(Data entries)
# # # # # # #
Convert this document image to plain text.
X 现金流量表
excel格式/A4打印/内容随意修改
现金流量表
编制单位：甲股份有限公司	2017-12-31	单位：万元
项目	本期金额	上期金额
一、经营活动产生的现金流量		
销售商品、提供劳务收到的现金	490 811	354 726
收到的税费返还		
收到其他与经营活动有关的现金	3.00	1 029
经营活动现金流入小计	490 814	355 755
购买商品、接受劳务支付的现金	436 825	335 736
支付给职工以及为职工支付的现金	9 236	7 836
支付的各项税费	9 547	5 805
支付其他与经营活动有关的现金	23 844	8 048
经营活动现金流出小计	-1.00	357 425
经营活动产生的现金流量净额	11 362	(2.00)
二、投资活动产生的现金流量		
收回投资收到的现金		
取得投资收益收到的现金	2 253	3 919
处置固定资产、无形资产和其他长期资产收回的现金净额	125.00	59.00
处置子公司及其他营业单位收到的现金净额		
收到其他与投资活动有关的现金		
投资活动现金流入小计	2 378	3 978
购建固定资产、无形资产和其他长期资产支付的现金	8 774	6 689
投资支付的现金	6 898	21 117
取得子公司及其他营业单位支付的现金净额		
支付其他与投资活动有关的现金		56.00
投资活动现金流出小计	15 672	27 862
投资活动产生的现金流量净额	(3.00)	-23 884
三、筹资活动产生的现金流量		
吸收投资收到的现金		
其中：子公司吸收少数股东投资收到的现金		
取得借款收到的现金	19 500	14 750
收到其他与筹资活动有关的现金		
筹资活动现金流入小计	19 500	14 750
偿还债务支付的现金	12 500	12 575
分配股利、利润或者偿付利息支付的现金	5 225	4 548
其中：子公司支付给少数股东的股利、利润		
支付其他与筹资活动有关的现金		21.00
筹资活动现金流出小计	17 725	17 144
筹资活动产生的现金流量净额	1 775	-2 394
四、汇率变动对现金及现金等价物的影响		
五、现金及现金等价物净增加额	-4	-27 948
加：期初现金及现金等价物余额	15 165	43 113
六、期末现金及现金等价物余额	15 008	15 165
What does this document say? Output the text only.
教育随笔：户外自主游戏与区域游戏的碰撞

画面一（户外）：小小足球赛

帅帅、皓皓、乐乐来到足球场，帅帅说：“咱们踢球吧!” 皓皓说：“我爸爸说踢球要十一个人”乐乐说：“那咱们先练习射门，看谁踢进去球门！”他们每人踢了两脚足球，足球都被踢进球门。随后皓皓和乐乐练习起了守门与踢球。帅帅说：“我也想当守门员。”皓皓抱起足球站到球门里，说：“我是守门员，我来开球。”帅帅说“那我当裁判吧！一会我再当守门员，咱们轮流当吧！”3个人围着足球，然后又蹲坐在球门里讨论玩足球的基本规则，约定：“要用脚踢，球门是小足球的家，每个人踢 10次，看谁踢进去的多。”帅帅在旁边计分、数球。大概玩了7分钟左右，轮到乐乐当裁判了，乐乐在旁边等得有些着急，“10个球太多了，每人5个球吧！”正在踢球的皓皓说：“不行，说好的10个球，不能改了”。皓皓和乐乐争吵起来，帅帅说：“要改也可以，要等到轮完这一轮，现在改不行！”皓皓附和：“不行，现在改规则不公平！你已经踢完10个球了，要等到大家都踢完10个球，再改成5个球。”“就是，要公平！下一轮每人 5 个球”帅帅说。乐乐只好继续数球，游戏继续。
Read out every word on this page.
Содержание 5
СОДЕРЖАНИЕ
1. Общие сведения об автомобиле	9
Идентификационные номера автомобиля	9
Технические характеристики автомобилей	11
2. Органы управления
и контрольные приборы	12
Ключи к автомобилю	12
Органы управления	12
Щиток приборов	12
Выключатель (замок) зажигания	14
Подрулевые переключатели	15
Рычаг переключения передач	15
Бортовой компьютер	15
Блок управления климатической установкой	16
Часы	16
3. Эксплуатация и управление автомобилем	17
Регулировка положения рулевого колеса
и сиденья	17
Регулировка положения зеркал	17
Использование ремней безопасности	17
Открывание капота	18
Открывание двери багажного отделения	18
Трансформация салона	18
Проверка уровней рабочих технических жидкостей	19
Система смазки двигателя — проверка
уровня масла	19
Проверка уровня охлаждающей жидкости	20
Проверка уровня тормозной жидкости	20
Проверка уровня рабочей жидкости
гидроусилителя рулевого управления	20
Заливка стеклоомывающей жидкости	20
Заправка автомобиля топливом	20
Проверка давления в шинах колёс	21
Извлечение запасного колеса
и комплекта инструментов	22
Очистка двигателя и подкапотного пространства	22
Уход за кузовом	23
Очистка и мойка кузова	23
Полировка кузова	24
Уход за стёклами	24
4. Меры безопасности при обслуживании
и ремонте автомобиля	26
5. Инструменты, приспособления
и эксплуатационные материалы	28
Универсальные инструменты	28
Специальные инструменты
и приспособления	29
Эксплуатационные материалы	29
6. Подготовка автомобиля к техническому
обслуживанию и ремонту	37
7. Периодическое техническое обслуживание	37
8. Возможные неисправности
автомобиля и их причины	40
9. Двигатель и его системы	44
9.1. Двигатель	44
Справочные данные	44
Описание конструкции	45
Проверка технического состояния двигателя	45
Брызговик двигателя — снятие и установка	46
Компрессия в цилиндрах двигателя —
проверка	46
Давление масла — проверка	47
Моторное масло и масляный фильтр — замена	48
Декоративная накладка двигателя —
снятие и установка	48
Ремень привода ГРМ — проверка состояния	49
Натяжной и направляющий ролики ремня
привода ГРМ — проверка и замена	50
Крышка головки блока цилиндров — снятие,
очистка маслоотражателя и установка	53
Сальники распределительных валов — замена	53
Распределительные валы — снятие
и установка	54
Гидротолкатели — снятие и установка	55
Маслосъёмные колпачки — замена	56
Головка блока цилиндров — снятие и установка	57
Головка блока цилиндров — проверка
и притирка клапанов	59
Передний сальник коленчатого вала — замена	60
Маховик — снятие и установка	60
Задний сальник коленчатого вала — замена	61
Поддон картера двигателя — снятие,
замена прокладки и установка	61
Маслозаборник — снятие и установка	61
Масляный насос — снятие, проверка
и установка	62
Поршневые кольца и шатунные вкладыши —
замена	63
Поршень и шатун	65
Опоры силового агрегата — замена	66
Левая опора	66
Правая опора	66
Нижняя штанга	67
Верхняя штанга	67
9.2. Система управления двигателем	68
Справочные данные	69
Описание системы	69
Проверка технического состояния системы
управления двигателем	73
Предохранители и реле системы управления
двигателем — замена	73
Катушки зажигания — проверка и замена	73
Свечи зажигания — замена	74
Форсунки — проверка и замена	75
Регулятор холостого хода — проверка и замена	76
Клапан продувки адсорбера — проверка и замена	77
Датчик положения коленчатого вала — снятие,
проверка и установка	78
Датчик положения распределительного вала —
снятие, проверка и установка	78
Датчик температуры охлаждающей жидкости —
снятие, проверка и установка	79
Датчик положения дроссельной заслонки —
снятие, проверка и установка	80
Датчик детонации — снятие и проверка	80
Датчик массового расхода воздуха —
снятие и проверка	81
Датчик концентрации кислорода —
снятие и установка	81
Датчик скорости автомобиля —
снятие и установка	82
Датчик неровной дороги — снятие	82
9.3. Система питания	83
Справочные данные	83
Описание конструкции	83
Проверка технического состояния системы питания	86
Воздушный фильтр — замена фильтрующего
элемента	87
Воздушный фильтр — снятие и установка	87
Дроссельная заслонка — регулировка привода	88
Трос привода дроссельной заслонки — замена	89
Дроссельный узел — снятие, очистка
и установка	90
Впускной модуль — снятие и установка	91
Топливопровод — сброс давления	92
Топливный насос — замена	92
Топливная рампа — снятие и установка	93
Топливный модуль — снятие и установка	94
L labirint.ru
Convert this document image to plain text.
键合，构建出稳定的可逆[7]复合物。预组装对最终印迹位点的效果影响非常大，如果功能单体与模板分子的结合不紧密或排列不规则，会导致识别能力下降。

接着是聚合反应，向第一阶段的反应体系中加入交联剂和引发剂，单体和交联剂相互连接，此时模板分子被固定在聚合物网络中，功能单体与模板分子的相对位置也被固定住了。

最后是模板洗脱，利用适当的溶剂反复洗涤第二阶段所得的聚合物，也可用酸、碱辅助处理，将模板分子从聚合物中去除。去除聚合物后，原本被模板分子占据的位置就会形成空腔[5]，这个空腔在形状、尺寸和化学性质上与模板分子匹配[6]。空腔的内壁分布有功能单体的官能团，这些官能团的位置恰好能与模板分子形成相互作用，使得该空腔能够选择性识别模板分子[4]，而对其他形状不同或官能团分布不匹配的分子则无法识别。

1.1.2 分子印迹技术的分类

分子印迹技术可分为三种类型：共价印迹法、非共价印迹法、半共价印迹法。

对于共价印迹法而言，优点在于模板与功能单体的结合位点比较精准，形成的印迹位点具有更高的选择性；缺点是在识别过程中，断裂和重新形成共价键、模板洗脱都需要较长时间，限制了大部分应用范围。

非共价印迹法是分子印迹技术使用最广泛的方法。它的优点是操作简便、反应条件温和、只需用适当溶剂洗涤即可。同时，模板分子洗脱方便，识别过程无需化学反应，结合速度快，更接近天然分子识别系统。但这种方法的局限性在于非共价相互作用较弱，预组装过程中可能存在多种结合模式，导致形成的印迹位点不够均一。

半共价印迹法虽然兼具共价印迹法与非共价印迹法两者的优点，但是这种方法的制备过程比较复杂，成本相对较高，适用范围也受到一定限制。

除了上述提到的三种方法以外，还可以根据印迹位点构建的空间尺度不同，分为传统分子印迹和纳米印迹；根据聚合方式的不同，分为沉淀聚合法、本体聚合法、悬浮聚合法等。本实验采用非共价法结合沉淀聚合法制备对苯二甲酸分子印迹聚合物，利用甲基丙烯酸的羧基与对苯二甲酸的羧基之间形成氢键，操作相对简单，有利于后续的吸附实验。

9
# # # # # # #
• Given task: Gather all lines of the records that include the word "безопасности".

• Final answer:
Использование ремней безопасности	17
4. Меры безопасности при обслуживании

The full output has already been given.